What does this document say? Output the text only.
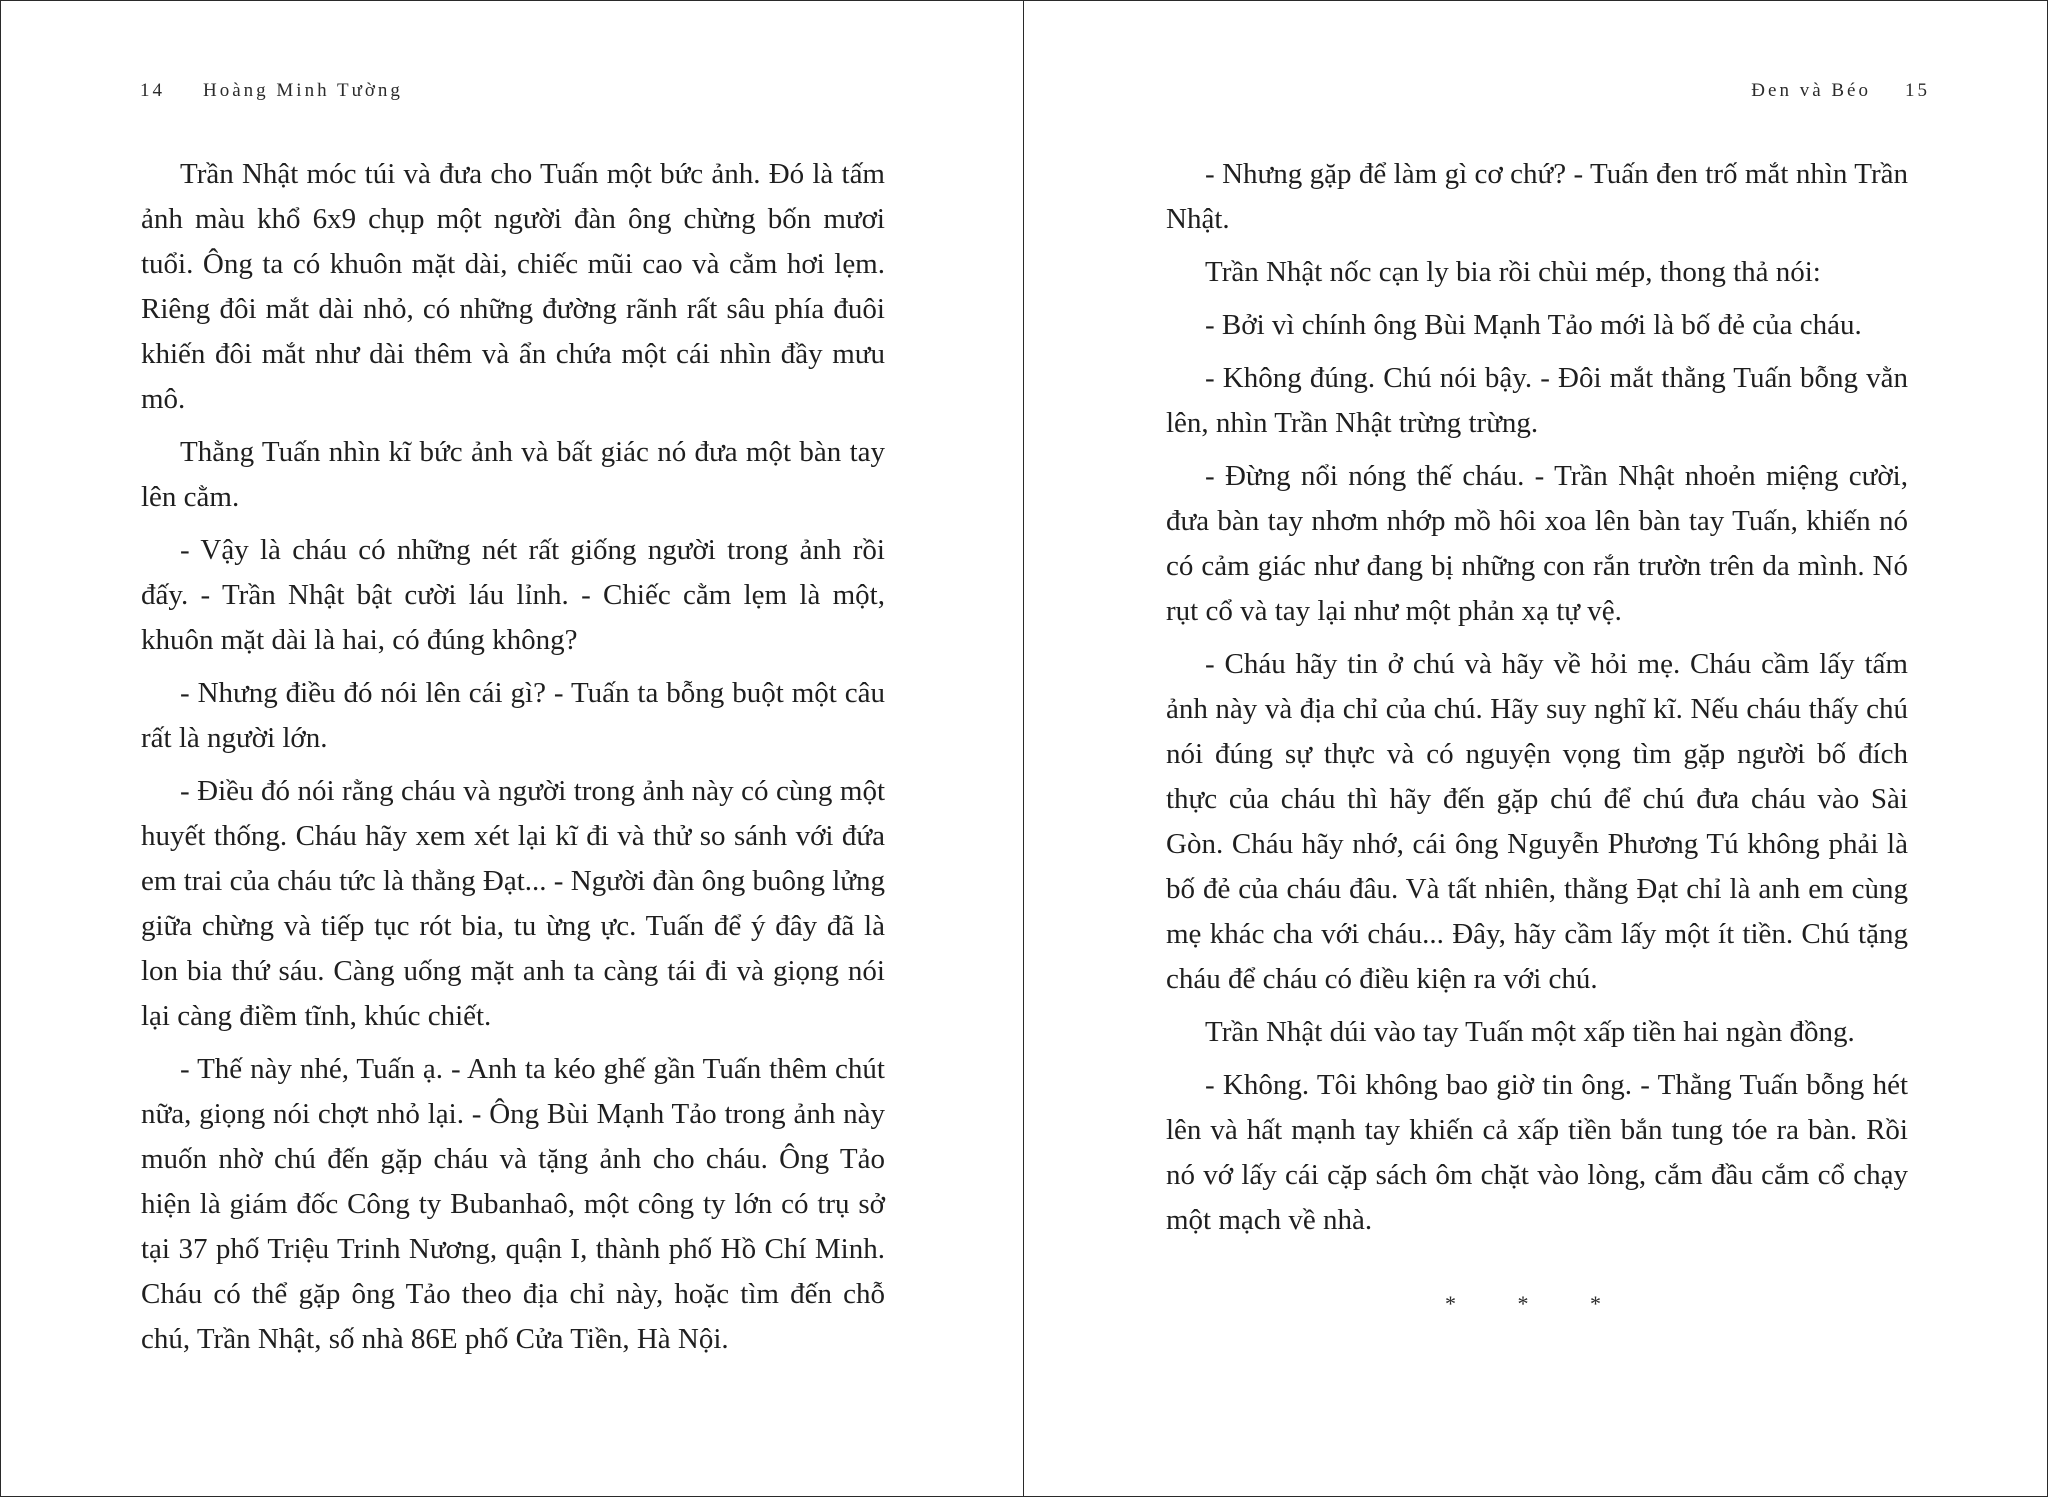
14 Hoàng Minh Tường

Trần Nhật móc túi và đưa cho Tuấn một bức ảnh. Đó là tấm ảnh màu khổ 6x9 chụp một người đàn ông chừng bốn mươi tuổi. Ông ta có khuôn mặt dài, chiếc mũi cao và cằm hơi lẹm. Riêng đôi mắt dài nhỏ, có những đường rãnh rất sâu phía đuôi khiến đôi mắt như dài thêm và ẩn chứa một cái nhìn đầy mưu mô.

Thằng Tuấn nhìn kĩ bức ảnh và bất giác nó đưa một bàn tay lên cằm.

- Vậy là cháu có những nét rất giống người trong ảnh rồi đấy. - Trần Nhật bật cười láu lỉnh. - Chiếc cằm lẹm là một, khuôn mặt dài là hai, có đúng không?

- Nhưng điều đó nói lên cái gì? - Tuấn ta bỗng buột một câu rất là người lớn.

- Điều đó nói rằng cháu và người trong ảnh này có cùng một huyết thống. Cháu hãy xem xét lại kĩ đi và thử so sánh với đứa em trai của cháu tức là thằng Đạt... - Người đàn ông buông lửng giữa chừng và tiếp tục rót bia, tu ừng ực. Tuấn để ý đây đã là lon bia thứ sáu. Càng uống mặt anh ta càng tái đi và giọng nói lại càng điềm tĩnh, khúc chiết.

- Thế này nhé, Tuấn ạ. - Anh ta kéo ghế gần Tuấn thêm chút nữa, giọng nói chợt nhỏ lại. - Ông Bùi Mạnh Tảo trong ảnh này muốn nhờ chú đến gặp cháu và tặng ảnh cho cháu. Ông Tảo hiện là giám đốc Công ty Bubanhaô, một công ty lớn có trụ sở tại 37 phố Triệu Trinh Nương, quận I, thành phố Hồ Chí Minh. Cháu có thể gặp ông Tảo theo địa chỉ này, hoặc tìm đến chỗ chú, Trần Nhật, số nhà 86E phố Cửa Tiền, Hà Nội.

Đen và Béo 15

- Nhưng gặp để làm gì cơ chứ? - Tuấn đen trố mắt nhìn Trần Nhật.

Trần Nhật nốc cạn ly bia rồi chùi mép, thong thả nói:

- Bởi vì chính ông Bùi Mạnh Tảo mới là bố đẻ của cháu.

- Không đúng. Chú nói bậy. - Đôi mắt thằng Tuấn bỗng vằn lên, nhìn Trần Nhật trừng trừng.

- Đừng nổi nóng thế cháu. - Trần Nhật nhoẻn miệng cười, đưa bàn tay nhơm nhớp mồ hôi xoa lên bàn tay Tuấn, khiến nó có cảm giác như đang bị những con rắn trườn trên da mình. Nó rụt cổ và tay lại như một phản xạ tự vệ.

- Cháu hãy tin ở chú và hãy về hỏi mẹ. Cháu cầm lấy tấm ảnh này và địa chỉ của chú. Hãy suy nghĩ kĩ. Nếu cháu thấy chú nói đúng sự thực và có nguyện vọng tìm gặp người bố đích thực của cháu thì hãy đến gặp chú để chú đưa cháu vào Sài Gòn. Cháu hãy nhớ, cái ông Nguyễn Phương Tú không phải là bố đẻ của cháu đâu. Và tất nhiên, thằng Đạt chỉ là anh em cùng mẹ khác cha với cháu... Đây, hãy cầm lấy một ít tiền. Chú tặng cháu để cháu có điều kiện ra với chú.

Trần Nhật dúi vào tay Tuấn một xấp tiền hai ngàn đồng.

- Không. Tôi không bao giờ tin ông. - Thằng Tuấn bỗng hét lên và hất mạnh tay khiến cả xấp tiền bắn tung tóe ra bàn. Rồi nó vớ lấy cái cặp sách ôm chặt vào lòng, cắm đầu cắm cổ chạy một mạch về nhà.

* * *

* * * * *

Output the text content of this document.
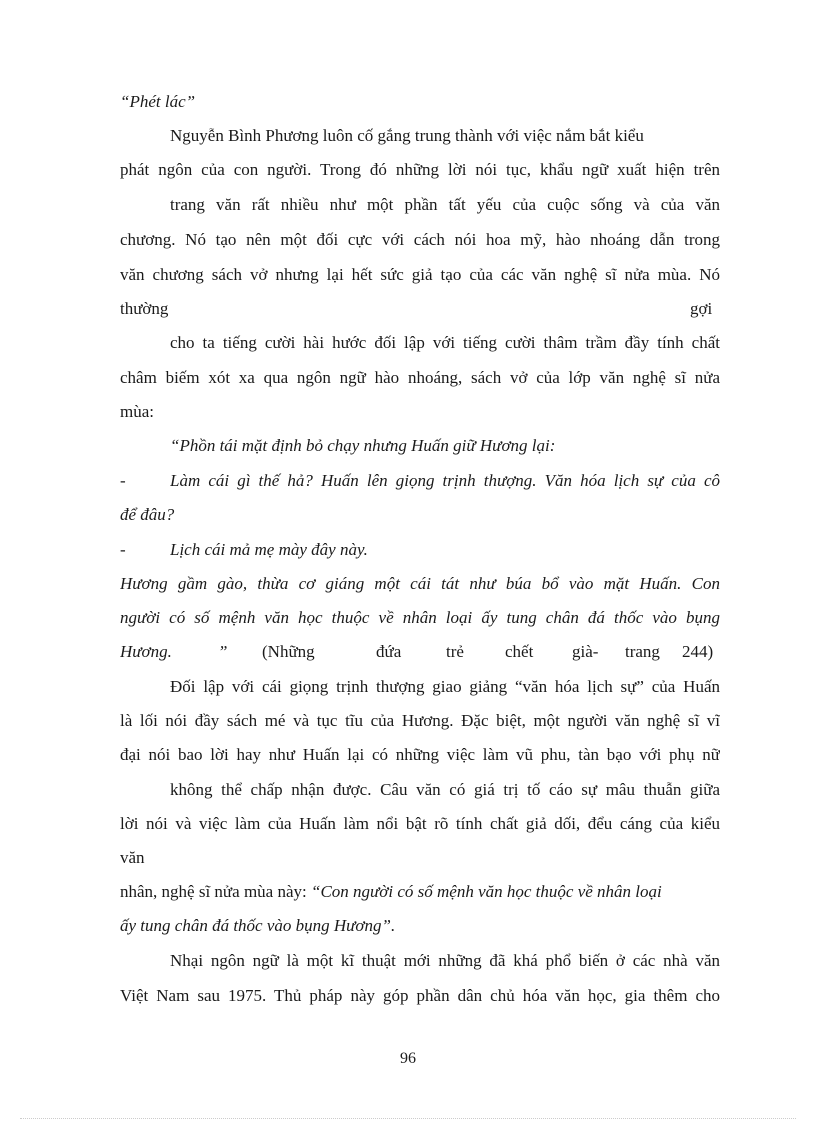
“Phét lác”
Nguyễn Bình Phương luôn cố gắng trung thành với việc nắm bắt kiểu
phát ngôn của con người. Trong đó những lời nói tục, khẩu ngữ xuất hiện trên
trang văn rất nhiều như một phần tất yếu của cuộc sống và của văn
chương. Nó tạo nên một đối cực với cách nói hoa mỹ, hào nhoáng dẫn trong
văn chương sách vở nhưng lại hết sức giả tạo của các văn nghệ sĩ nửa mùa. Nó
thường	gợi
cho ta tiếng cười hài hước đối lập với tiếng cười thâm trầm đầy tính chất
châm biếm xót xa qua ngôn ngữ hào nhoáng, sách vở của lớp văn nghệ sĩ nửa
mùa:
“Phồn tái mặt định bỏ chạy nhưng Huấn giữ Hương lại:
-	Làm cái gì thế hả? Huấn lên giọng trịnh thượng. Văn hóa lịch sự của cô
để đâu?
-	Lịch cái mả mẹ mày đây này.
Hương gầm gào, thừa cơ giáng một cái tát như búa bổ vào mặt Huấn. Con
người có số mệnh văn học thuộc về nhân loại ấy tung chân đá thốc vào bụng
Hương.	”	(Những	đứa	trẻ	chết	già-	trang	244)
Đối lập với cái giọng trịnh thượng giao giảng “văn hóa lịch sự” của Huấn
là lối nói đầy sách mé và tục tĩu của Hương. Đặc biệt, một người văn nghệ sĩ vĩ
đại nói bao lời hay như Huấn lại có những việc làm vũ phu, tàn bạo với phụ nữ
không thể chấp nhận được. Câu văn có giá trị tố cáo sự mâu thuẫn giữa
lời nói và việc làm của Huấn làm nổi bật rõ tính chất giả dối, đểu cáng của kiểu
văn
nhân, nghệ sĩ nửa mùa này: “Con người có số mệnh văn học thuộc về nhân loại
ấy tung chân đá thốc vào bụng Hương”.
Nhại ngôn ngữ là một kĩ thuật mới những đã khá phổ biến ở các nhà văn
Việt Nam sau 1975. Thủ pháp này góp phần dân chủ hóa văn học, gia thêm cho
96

* * * * *

=== Written exercise ===
Scan the material above. Copy each line where "việc" occurs.

=== Solution ===
Nguyễn Bình Phương luôn cố gắng trung thành với việc nắm bắt kiểu
đại nói bao lời hay như Huấn lại có những việc làm vũ phu, tàn bạo với phụ nữ
lời nói và việc làm của Huấn làm nổi bật rõ tính chất giả dối, đểu cáng của kiểu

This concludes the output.